» MATERIAL PROVIDED
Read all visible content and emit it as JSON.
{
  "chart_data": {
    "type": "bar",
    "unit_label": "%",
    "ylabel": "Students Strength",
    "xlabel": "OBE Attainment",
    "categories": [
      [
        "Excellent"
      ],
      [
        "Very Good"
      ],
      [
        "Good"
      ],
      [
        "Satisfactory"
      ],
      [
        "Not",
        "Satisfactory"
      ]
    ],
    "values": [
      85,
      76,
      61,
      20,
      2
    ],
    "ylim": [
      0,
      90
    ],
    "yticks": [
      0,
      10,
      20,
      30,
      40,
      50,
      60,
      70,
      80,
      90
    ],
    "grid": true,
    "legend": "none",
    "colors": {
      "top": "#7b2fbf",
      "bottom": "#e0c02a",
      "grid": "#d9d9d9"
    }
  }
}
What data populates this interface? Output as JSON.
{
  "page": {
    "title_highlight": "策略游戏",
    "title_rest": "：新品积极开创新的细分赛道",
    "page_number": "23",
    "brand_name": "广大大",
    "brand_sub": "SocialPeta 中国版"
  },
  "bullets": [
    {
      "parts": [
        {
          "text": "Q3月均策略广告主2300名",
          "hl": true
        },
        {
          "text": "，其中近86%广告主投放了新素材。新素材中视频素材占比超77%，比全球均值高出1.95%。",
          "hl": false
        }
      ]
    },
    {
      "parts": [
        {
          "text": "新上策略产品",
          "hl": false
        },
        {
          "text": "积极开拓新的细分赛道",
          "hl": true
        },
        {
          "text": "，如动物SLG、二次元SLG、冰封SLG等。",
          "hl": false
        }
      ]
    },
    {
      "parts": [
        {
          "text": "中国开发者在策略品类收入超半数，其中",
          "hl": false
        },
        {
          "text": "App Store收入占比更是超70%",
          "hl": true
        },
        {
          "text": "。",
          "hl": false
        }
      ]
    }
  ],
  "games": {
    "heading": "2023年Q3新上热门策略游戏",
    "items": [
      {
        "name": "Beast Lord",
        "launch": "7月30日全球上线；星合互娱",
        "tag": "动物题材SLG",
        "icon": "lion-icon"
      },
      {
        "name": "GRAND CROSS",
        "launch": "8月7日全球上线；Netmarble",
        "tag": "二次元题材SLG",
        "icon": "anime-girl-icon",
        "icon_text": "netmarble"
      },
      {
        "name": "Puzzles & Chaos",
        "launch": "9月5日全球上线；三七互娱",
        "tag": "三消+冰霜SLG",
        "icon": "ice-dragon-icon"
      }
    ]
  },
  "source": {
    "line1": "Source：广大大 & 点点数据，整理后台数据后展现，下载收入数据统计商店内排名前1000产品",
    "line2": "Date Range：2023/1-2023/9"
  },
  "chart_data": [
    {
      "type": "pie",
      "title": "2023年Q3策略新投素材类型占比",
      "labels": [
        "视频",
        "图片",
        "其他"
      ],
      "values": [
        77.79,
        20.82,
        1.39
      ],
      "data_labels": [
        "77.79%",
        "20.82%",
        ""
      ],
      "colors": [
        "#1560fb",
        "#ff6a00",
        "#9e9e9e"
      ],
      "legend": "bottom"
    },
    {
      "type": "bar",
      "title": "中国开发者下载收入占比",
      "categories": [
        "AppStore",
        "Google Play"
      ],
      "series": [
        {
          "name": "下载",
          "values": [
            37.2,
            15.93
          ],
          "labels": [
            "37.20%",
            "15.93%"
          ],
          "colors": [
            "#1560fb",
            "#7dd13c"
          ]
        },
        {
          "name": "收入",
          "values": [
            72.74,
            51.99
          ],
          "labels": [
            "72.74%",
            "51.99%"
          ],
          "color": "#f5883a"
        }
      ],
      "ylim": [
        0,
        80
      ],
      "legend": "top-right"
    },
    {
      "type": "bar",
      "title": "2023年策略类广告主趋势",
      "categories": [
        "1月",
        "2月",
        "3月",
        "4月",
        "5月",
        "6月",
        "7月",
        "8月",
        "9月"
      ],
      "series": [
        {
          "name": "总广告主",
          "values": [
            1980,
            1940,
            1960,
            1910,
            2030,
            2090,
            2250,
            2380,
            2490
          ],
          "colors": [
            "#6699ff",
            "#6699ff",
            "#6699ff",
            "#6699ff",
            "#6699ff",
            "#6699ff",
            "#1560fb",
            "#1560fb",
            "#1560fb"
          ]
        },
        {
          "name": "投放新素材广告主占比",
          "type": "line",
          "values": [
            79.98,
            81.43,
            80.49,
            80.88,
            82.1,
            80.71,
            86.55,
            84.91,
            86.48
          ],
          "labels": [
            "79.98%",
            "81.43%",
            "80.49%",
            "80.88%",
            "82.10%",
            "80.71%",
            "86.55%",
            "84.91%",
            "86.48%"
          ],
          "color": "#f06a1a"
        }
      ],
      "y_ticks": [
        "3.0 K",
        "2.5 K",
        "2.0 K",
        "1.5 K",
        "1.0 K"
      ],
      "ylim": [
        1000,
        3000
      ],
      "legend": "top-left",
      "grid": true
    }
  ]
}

» YOUR INSTRUCTIONS
Above are some records. Print them all exactly.

» SOLUTION TO THIS EXERCISE
Read all visible content and emit it as JSON.
{
  "chart_data": {
    "type": "bar",
    "unit_label": "%",
    "ylabel": "Students Strength",
    "xlabel": "OBE Attainment",
    "categories": [
      [
        "Excellent"
      ],
      [
        "Very Good"
      ],
      [
        "Good"
      ],
      [
        "Satisfactory"
      ],
      [
        "Not",
        "Satisfactory"
      ]
    ],
    "values": [
      85,
      76,
      61,
      20,
      2
    ],
    "ylim": [
      0,
      90
    ],
    "yticks": [
      0,
      10,
      20,
      30,
      40,
      50,
      60,
      70,
      80,
      90
    ],
    "grid": true,
    "legend": "none",
    "colors": {
      "top": "#7b2fbf",
      "bottom": "#e0c02a",
      "grid": "#d9d9d9"
    }
  }
}
What data populates this interface? Output as JSON.
{
  "page": {
    "title_highlight": "策略游戏",
    "title_rest": "：新品积极开创新的细分赛道",
    "page_number": "23",
    "brand_name": "广大大",
    "brand_sub": "SocialPeta 中国版"
  },
  "bullets": [
    {
      "parts": [
        {
          "text": "Q3月均策略广告主2300名",
          "hl": true
        },
        {
          "text": "，其中近86%广告主投放了新素材。新素材中视频素材占比超77%，比全球均值高出1.95%。",
          "hl": false
        }
      ]
    },
    {
      "parts": [
        {
          "text": "新上策略产品",
          "hl": false
        },
        {
          "text": "积极开拓新的细分赛道",
          "hl": true
        },
        {
          "text": "，如动物SLG、二次元SLG、冰封SLG等。",
          "hl": false
        }
      ]
    },
    {
      "parts": [
        {
          "text": "中国开发者在策略品类收入超半数，其中",
          "hl": false
        },
        {
          "text": "App Store收入占比更是超70%",
          "hl": true
        },
        {
          "text": "。",
          "hl": false
        }
      ]
    }
  ],
  "games": {
    "heading": "2023年Q3新上热门策略游戏",
    "items": [
      {
        "name": "Beast Lord",
        "launch": "7月30日全球上线；星合互娱",
        "tag": "动物题材SLG",
        "icon": "lion-icon"
      },
      {
        "name": "GRAND CROSS",
        "launch": "8月7日全球上线；Netmarble",
        "tag": "二次元题材SLG",
        "icon": "anime-girl-icon",
        "icon_text": "netmarble"
      },
      {
        "name": "Puzzles & Chaos",
        "launch": "9月5日全球上线；三七互娱",
        "tag": "三消+冰霜SLG",
        "icon": "ice-dragon-icon"
      }
    ]
  },
  "source": {
    "line1": "Source：广大大 & 点点数据，整理后台数据后展现，下载收入数据统计商店内排名前1000产品",
    "line2": "Date Range：2023/1-2023/9"
  },
  "chart_data": [
    {
      "type": "pie",
      "title": "2023年Q3策略新投素材类型占比",
      "labels": [
        "视频",
        "图片",
        "其他"
      ],
      "values": [
        77.79,
        20.82,
        1.39
      ],
      "data_labels": [
        "77.79%",
        "20.82%",
        ""
      ],
      "colors": [
        "#1560fb",
        "#ff6a00",
        "#9e9e9e"
      ],
      "legend": "bottom"
    },
    {
      "type": "bar",
      "title": "中国开发者下载收入占比",
      "categories": [
        "AppStore",
        "Google Play"
      ],
      "series": [
        {
          "name": "下载",
          "values": [
            37.2,
            15.93
          ],
          "labels": [
            "37.20%",
            "15.93%"
          ],
          "colors": [
            "#1560fb",
            "#7dd13c"
          ]
        },
        {
          "name": "收入",
          "values": [
            72.74,
            51.99
          ],
          "labels": [
            "72.74%",
            "51.99%"
          ],
          "color": "#f5883a"
        }
      ],
      "ylim": [
        0,
        80
      ],
      "legend": "top-right"
    },
    {
      "type": "bar",
      "title": "2023年策略类广告主趋势",
      "categories": [
        "1月",
        "2月",
        "3月",
        "4月",
        "5月",
        "6月",
        "7月",
        "8月",
        "9月"
      ],
      "series": [
        {
          "name": "总广告主",
          "values": [
            1980,
            1940,
            1960,
            1910,
            2030,
            2090,
            2250,
            2380,
            2490
          ],
          "colors": [
            "#6699ff",
            "#6699ff",
            "#6699ff",
            "#6699ff",
            "#6699ff",
            "#6699ff",
            "#1560fb",
            "#1560fb",
            "#1560fb"
          ]
        },
        {
          "name": "投放新素材广告主占比",
          "type": "line",
          "values": [
            79.98,
            81.43,
            80.49,
            80.88,
            82.1,
            80.71,
            86.55,
            84.91,
            86.48
          ],
          "labels": [
            "79.98%",
            "81.43%",
            "80.49%",
            "80.88%",
            "82.10%",
            "80.71%",
            "86.55%",
            "84.91%",
            "86.48%"
          ],
          "color": "#f06a1a"
        }
      ],
      "y_ticks": [
        "3.0 K",
        "2.5 K",
        "2.0 K",
        "1.5 K",
        "1.0 K"
      ],
      "ylim": [
        1000,
        3000
      ],
      "legend": "top-left",
      "grid": true
    }
  ]
}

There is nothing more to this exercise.